(REQUIREMENT):
Please print all of the material below, word for word.

===

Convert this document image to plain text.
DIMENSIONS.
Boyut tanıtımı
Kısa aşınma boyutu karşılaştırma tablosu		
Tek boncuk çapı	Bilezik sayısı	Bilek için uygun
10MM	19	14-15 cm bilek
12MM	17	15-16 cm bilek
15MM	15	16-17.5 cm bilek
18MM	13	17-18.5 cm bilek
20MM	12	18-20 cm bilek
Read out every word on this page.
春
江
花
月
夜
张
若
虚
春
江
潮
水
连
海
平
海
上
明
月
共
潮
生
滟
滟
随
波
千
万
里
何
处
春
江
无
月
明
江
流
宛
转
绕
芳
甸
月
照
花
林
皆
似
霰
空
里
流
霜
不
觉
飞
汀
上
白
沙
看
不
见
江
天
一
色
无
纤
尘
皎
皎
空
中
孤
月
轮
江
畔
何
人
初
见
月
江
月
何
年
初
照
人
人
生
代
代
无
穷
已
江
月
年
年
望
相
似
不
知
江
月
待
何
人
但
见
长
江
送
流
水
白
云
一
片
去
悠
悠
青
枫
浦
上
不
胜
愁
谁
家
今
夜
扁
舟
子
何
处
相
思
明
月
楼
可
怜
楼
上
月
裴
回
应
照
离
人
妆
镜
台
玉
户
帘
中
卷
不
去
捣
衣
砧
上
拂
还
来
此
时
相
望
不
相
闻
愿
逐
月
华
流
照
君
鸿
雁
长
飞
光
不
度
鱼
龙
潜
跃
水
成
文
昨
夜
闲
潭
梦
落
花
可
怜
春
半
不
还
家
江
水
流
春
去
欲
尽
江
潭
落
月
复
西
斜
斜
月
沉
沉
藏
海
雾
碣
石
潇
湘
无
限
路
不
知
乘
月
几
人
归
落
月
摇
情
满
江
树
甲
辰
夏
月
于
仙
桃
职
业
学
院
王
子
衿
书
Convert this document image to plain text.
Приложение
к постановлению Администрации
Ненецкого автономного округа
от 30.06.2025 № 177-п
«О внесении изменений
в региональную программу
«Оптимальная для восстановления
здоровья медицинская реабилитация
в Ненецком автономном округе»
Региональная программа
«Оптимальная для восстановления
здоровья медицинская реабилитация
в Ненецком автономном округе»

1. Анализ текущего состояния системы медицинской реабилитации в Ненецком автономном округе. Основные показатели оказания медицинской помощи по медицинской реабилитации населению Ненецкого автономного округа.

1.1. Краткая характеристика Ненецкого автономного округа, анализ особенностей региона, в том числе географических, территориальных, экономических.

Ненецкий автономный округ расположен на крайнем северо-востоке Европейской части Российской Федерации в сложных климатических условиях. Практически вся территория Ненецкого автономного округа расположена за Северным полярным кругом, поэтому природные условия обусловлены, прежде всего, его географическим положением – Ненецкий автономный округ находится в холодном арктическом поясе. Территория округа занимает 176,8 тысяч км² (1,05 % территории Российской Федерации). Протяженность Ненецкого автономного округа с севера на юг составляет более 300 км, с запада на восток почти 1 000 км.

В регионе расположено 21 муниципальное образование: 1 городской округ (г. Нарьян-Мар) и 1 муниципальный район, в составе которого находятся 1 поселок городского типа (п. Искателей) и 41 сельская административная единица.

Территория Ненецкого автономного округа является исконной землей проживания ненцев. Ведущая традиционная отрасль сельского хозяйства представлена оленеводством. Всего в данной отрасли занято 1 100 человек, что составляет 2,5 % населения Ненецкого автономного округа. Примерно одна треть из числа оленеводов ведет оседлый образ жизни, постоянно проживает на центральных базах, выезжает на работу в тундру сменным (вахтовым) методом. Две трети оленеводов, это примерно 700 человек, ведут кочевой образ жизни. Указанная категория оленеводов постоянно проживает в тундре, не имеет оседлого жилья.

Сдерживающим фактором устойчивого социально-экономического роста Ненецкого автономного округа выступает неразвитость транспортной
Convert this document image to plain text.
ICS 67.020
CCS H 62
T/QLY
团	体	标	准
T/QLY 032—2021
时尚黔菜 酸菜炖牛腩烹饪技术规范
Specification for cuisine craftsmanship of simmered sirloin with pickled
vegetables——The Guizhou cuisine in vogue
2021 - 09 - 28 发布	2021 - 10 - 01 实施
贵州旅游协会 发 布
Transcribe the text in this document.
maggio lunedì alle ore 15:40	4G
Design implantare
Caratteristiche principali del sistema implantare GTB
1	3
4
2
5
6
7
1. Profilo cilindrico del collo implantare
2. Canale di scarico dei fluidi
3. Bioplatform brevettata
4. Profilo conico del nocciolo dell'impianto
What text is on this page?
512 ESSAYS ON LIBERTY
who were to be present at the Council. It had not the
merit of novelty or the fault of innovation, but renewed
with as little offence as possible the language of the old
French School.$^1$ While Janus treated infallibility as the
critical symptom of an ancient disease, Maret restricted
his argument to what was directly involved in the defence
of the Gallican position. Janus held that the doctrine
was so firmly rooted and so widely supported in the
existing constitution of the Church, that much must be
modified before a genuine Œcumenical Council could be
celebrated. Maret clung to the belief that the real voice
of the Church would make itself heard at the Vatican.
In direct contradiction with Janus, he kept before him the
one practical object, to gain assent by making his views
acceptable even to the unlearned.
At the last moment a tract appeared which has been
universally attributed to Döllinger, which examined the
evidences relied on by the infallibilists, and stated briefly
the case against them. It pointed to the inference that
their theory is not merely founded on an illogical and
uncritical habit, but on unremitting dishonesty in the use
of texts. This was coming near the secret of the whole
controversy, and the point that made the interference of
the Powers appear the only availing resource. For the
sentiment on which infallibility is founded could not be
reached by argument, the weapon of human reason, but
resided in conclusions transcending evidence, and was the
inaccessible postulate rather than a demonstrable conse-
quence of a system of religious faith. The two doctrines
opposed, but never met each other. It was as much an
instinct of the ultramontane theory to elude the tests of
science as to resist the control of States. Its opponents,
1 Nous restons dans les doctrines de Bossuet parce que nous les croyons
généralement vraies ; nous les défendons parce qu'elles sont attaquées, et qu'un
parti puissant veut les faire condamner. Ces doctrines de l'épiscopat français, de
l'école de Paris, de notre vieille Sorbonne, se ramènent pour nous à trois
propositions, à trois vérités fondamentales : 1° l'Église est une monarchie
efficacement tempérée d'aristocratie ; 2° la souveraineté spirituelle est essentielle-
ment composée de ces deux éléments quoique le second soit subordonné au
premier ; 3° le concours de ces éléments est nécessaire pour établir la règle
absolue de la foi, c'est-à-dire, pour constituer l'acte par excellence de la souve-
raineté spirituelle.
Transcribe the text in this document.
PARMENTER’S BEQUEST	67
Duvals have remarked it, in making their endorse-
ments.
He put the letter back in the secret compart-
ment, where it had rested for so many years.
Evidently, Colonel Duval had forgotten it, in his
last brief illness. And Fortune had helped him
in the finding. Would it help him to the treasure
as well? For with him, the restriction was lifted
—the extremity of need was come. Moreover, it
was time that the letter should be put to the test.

===

(IN RESPONSE):
Convert this document image to plain text.
DIMENSIONS.
Boyut tanıtımı
Kısa aşınma boyutu karşılaştırma tablosu		
Tek boncuk çapı	Bilezik sayısı	Bilek için uygun
10MM	19	14-15 cm bilek
12MM	17	15-16 cm bilek
15MM	15	16-17.5 cm bilek
18MM	13	17-18.5 cm bilek
20MM	12	18-20 cm bilek
Read out every word on this page.
春
江
花
月
夜
张
若
虚
春
江
潮
水
连
海
平
海
上
明
月
共
潮
生
滟
滟
随
波
千
万
里
何
处
春
江
无
月
明
江
流
宛
转
绕
芳
甸
月
照
花
林
皆
似
霰
空
里
流
霜
不
觉
飞
汀
上
白
沙
看
不
见
江
天
一
色
无
纤
尘
皎
皎
空
中
孤
月
轮
江
畔
何
人
初
见
月
江
月
何
年
初
照
人
人
生
代
代
无
穷
已
江
月
年
年
望
相
似
不
知
江
月
待
何
人
但
见
长
江
送
流
水
白
云
一
片
去
悠
悠
青
枫
浦
上
不
胜
愁
谁
家
今
夜
扁
舟
子
何
处
相
思
明
月
楼
可
怜
楼
上
月
裴
回
应
照
离
人
妆
镜
台
玉
户
帘
中
卷
不
去
捣
衣
砧
上
拂
还
来
此
时
相
望
不
相
闻
愿
逐
月
华
流
照
君
鸿
雁
长
飞
光
不
度
鱼
龙
潜
跃
水
成
文
昨
夜
闲
潭
梦
落
花
可
怜
春
半
不
还
家
江
水
流
春
去
欲
尽
江
潭
落
月
复
西
斜
斜
月
沉
沉
藏
海
雾
碣
石
潇
湘
无
限
路
不
知
乘
月
几
人
归
落
月
摇
情
满
江
树
甲
辰
夏
月
于
仙
桃
职
业
学
院
王
子
衿
书
Convert this document image to plain text.
Приложение
к постановлению Администрации
Ненецкого автономного округа
от 30.06.2025 № 177-п
«О внесении изменений
в региональную программу
«Оптимальная для восстановления
здоровья медицинская реабилитация
в Ненецком автономном округе»
Региональная программа
«Оптимальная для восстановления
здоровья медицинская реабилитация
в Ненецком автономном округе»

1. Анализ текущего состояния системы медицинской реабилитации в Ненецком автономном округе. Основные показатели оказания медицинской помощи по медицинской реабилитации населению Ненецкого автономного округа.

1.1. Краткая характеристика Ненецкого автономного округа, анализ особенностей региона, в том числе географических, территориальных, экономических.

Ненецкий автономный округ расположен на крайнем северо-востоке Европейской части Российской Федерации в сложных климатических условиях. Практически вся территория Ненецкого автономного округа расположена за Северным полярным кругом, поэтому природные условия обусловлены, прежде всего, его географическим положением – Ненецкий автономный округ находится в холодном арктическом поясе. Территория округа занимает 176,8 тысяч км² (1,05 % территории Российской Федерации). Протяженность Ненецкого автономного округа с севера на юг составляет более 300 км, с запада на восток почти 1 000 км.

В регионе расположено 21 муниципальное образование: 1 городской округ (г. Нарьян-Мар) и 1 муниципальный район, в составе которого находятся 1 поселок городского типа (п. Искателей) и 41 сельская административная единица.

Территория Ненецкого автономного округа является исконной землей проживания ненцев. Ведущая традиционная отрасль сельского хозяйства представлена оленеводством. Всего в данной отрасли занято 1 100 человек, что составляет 2,5 % населения Ненецкого автономного округа. Примерно одна треть из числа оленеводов ведет оседлый образ жизни, постоянно проживает на центральных базах, выезжает на работу в тундру сменным (вахтовым) методом. Две трети оленеводов, это примерно 700 человек, ведут кочевой образ жизни. Указанная категория оленеводов постоянно проживает в тундре, не имеет оседлого жилья.

Сдерживающим фактором устойчивого социально-экономического роста Ненецкого автономного округа выступает неразвитость транспортной
Convert this document image to plain text.
ICS 67.020
CCS H 62
T/QLY
团	体	标	准
T/QLY 032—2021
时尚黔菜 酸菜炖牛腩烹饪技术规范
Specification for cuisine craftsmanship of simmered sirloin with pickled
vegetables——The Guizhou cuisine in vogue
2021 - 09 - 28 发布	2021 - 10 - 01 实施
贵州旅游协会 发 布
Transcribe the text in this document.
maggio lunedì alle ore 15:40	4G
Design implantare
Caratteristiche principali del sistema implantare GTB
1	3
4
2
5
6
7
1. Profilo cilindrico del collo implantare
2. Canale di scarico dei fluidi
3. Bioplatform brevettata
4. Profilo conico del nocciolo dell'impianto
What text is on this page?
512 ESSAYS ON LIBERTY
who were to be present at the Council. It had not the
merit of novelty or the fault of innovation, but renewed
with as little offence as possible the language of the old
French School.$^1$ While Janus treated infallibility as the
critical symptom of an ancient disease, Maret restricted
his argument to what was directly involved in the defence
of the Gallican position. Janus held that the doctrine
was so firmly rooted and so widely supported in the
existing constitution of the Church, that much must be
modified before a genuine Œcumenical Council could be
celebrated. Maret clung to the belief that the real voice
of the Church would make itself heard at the Vatican.
In direct contradiction with Janus, he kept before him the
one practical object, to gain assent by making his views
acceptable even to the unlearned.
At the last moment a tract appeared which has been
universally attributed to Döllinger, which examined the
evidences relied on by the infallibilists, and stated briefly
the case against them. It pointed to the inference that
their theory is not merely founded on an illogical and
uncritical habit, but on unremitting dishonesty in the use
of texts. This was coming near the secret of the whole
controversy, and the point that made the interference of
the Powers appear the only availing resource. For the
sentiment on which infallibility is founded could not be
reached by argument, the weapon of human reason, but
resided in conclusions transcending evidence, and was the
inaccessible postulate rather than a demonstrable conse-
quence of a system of religious faith. The two doctrines
opposed, but never met each other. It was as much an
instinct of the ultramontane theory to elude the tests of
science as to resist the control of States. Its opponents,
1 Nous restons dans les doctrines de Bossuet parce que nous les croyons
généralement vraies ; nous les défendons parce qu'elles sont attaquées, et qu'un
parti puissant veut les faire condamner. Ces doctrines de l'épiscopat français, de
l'école de Paris, de notre vieille Sorbonne, se ramènent pour nous à trois
propositions, à trois vérités fondamentales : 1° l'Église est une monarchie
efficacement tempérée d'aristocratie ; 2° la souveraineté spirituelle est essentielle-
ment composée de ces deux éléments quoique le second soit subordonné au
premier ; 3° le concours de ces éléments est nécessaire pour établir la règle
absolue de la foi, c'est-à-dire, pour constituer l'acte par excellence de la souve-
raineté spirituelle.
Transcribe the text in this document.
PARMENTER’S BEQUEST	67
Duvals have remarked it, in making their endorse-
ments.
He put the letter back in the secret compart-
ment, where it had rested for so many years.
Evidently, Colonel Duval had forgotten it, in his
last brief illness. And Fortune had helped him
in the finding. Would it help him to the treasure
as well? For with him, the restriction was lifted
—the extremity of need was come. Moreover, it
was time that the letter should be put to the test.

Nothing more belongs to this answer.